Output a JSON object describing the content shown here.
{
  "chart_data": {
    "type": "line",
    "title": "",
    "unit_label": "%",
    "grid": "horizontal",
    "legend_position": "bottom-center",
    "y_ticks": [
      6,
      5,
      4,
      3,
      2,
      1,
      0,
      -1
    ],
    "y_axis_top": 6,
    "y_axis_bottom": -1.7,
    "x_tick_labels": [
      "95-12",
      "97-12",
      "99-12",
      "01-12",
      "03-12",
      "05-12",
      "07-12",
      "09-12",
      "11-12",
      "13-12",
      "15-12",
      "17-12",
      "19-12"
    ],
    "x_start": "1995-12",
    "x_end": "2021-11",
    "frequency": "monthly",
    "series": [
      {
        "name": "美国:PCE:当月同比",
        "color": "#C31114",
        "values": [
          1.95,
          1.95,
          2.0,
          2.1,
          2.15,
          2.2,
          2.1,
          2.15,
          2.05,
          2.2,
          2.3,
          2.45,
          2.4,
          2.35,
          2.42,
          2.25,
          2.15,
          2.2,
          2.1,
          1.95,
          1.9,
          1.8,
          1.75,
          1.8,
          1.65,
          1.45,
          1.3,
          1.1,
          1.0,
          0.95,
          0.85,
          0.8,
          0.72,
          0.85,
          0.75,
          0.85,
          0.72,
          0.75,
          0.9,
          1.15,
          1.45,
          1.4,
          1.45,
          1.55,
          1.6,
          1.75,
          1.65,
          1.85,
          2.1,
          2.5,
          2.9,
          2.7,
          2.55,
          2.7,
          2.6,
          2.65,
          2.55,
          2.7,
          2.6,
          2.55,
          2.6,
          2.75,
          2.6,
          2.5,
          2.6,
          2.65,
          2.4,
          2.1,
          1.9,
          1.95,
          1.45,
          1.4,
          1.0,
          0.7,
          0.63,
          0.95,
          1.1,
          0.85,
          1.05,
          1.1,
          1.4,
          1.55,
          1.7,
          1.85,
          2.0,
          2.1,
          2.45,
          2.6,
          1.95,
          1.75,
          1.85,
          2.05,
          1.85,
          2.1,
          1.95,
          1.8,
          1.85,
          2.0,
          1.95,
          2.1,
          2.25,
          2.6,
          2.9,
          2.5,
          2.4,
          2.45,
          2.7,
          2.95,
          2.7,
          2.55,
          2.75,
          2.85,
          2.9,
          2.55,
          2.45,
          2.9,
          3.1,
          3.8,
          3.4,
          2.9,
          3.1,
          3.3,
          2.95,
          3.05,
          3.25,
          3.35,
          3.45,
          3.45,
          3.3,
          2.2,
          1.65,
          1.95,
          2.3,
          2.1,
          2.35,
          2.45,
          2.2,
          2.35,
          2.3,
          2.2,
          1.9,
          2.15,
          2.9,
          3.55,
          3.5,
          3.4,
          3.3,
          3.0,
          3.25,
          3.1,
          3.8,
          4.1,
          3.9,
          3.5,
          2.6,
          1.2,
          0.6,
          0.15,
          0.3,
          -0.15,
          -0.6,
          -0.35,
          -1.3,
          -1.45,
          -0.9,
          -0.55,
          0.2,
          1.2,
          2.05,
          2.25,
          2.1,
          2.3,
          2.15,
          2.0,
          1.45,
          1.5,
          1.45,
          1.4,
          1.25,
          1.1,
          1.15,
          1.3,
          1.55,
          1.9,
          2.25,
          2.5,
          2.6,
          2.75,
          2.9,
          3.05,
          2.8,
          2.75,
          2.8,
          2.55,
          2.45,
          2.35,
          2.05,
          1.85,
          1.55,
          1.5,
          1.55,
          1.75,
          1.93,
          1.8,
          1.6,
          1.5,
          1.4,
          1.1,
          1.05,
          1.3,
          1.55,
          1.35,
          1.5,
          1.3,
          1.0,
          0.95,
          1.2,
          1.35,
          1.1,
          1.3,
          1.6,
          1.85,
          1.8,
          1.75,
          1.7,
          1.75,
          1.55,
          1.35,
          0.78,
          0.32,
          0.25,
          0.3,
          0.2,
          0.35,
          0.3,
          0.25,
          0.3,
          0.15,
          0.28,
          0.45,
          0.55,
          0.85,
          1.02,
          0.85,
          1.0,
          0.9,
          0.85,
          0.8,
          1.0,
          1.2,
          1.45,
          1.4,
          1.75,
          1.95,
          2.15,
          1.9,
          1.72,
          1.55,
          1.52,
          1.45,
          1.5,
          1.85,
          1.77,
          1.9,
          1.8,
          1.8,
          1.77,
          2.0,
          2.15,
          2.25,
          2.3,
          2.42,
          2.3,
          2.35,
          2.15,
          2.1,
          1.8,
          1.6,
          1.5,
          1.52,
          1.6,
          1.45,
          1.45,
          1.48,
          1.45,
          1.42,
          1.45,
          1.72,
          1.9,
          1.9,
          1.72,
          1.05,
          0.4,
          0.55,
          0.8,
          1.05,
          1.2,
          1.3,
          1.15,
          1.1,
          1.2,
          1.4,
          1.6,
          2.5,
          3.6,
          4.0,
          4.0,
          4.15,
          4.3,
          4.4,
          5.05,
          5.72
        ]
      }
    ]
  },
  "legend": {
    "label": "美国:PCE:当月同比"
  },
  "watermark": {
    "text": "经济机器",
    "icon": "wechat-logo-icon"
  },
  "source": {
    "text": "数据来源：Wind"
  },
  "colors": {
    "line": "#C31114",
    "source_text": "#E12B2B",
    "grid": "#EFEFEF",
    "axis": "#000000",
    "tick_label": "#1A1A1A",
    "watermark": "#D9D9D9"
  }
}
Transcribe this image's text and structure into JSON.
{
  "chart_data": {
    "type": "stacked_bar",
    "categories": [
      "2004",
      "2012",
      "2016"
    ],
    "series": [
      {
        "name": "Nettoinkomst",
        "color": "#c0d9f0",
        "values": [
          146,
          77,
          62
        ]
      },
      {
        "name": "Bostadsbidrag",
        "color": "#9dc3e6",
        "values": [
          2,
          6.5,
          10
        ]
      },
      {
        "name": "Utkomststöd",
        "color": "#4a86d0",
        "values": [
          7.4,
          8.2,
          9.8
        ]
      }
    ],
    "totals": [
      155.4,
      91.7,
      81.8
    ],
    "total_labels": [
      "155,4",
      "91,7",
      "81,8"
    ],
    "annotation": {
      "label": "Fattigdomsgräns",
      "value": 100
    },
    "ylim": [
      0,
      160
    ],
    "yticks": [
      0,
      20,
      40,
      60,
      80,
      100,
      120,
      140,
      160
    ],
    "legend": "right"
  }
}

▶ Your task
Transcribe all lines as written.

▶ The output
Output a JSON object describing the content shown here.
{
  "chart_data": {
    "type": "line",
    "title": "",
    "unit_label": "%",
    "grid": "horizontal",
    "legend_position": "bottom-center",
    "y_ticks": [
      6,
      5,
      4,
      3,
      2,
      1,
      0,
      -1
    ],
    "y_axis_top": 6,
    "y_axis_bottom": -1.7,
    "x_tick_labels": [
      "95-12",
      "97-12",
      "99-12",
      "01-12",
      "03-12",
      "05-12",
      "07-12",
      "09-12",
      "11-12",
      "13-12",
      "15-12",
      "17-12",
      "19-12"
    ],
    "x_start": "1995-12",
    "x_end": "2021-11",
    "frequency": "monthly",
    "series": [
      {
        "name": "美国:PCE:当月同比",
        "color": "#C31114",
        "values": [
          1.95,
          1.95,
          2.0,
          2.1,
          2.15,
          2.2,
          2.1,
          2.15,
          2.05,
          2.2,
          2.3,
          2.45,
          2.4,
          2.35,
          2.42,
          2.25,
          2.15,
          2.2,
          2.1,
          1.95,
          1.9,
          1.8,
          1.75,
          1.8,
          1.65,
          1.45,
          1.3,
          1.1,
          1.0,
          0.95,
          0.85,
          0.8,
          0.72,
          0.85,
          0.75,
          0.85,
          0.72,
          0.75,
          0.9,
          1.15,
          1.45,
          1.4,
          1.45,
          1.55,
          1.6,
          1.75,
          1.65,
          1.85,
          2.1,
          2.5,
          2.9,
          2.7,
          2.55,
          2.7,
          2.6,
          2.65,
          2.55,
          2.7,
          2.6,
          2.55,
          2.6,
          2.75,
          2.6,
          2.5,
          2.6,
          2.65,
          2.4,
          2.1,
          1.9,
          1.95,
          1.45,
          1.4,
          1.0,
          0.7,
          0.63,
          0.95,
          1.1,
          0.85,
          1.05,
          1.1,
          1.4,
          1.55,
          1.7,
          1.85,
          2.0,
          2.1,
          2.45,
          2.6,
          1.95,
          1.75,
          1.85,
          2.05,
          1.85,
          2.1,
          1.95,
          1.8,
          1.85,
          2.0,
          1.95,
          2.1,
          2.25,
          2.6,
          2.9,
          2.5,
          2.4,
          2.45,
          2.7,
          2.95,
          2.7,
          2.55,
          2.75,
          2.85,
          2.9,
          2.55,
          2.45,
          2.9,
          3.1,
          3.8,
          3.4,
          2.9,
          3.1,
          3.3,
          2.95,
          3.05,
          3.25,
          3.35,
          3.45,
          3.45,
          3.3,
          2.2,
          1.65,
          1.95,
          2.3,
          2.1,
          2.35,
          2.45,
          2.2,
          2.35,
          2.3,
          2.2,
          1.9,
          2.15,
          2.9,
          3.55,
          3.5,
          3.4,
          3.3,
          3.0,
          3.25,
          3.1,
          3.8,
          4.1,
          3.9,
          3.5,
          2.6,
          1.2,
          0.6,
          0.15,
          0.3,
          -0.15,
          -0.6,
          -0.35,
          -1.3,
          -1.45,
          -0.9,
          -0.55,
          0.2,
          1.2,
          2.05,
          2.25,
          2.1,
          2.3,
          2.15,
          2.0,
          1.45,
          1.5,
          1.45,
          1.4,
          1.25,
          1.1,
          1.15,
          1.3,
          1.55,
          1.9,
          2.25,
          2.5,
          2.6,
          2.75,
          2.9,
          3.05,
          2.8,
          2.75,
          2.8,
          2.55,
          2.45,
          2.35,
          2.05,
          1.85,
          1.55,
          1.5,
          1.55,
          1.75,
          1.93,
          1.8,
          1.6,
          1.5,
          1.4,
          1.1,
          1.05,
          1.3,
          1.55,
          1.35,
          1.5,
          1.3,
          1.0,
          0.95,
          1.2,
          1.35,
          1.1,
          1.3,
          1.6,
          1.85,
          1.8,
          1.75,
          1.7,
          1.75,
          1.55,
          1.35,
          0.78,
          0.32,
          0.25,
          0.3,
          0.2,
          0.35,
          0.3,
          0.25,
          0.3,
          0.15,
          0.28,
          0.45,
          0.55,
          0.85,
          1.02,
          0.85,
          1.0,
          0.9,
          0.85,
          0.8,
          1.0,
          1.2,
          1.45,
          1.4,
          1.75,
          1.95,
          2.15,
          1.9,
          1.72,
          1.55,
          1.52,
          1.45,
          1.5,
          1.85,
          1.77,
          1.9,
          1.8,
          1.8,
          1.77,
          2.0,
          2.15,
          2.25,
          2.3,
          2.42,
          2.3,
          2.35,
          2.15,
          2.1,
          1.8,
          1.6,
          1.5,
          1.52,
          1.6,
          1.45,
          1.45,
          1.48,
          1.45,
          1.42,
          1.45,
          1.72,
          1.9,
          1.9,
          1.72,
          1.05,
          0.4,
          0.55,
          0.8,
          1.05,
          1.2,
          1.3,
          1.15,
          1.1,
          1.2,
          1.4,
          1.6,
          2.5,
          3.6,
          4.0,
          4.0,
          4.15,
          4.3,
          4.4,
          5.05,
          5.72
        ]
      }
    ]
  },
  "legend": {
    "label": "美国:PCE:当月同比"
  },
  "watermark": {
    "text": "经济机器",
    "icon": "wechat-logo-icon"
  },
  "source": {
    "text": "数据来源：Wind"
  },
  "colors": {
    "line": "#C31114",
    "source_text": "#E12B2B",
    "grid": "#EFEFEF",
    "axis": "#000000",
    "tick_label": "#1A1A1A",
    "watermark": "#D9D9D9"
  }
}
Transcribe this image's text and structure into JSON.
{
  "chart_data": {
    "type": "stacked_bar",
    "categories": [
      "2004",
      "2012",
      "2016"
    ],
    "series": [
      {
        "name": "Nettoinkomst",
        "color": "#c0d9f0",
        "values": [
          146,
          77,
          62
        ]
      },
      {
        "name": "Bostadsbidrag",
        "color": "#9dc3e6",
        "values": [
          2,
          6.5,
          10
        ]
      },
      {
        "name": "Utkomststöd",
        "color": "#4a86d0",
        "values": [
          7.4,
          8.2,
          9.8
        ]
      }
    ],
    "totals": [
      155.4,
      91.7,
      81.8
    ],
    "total_labels": [
      "155,4",
      "91,7",
      "81,8"
    ],
    "annotation": {
      "label": "Fattigdomsgräns",
      "value": 100
    },
    "ylim": [
      0,
      160
    ],
    "yticks": [
      0,
      20,
      40,
      60,
      80,
      100,
      120,
      140,
      160
    ],
    "legend": "right"
  }
}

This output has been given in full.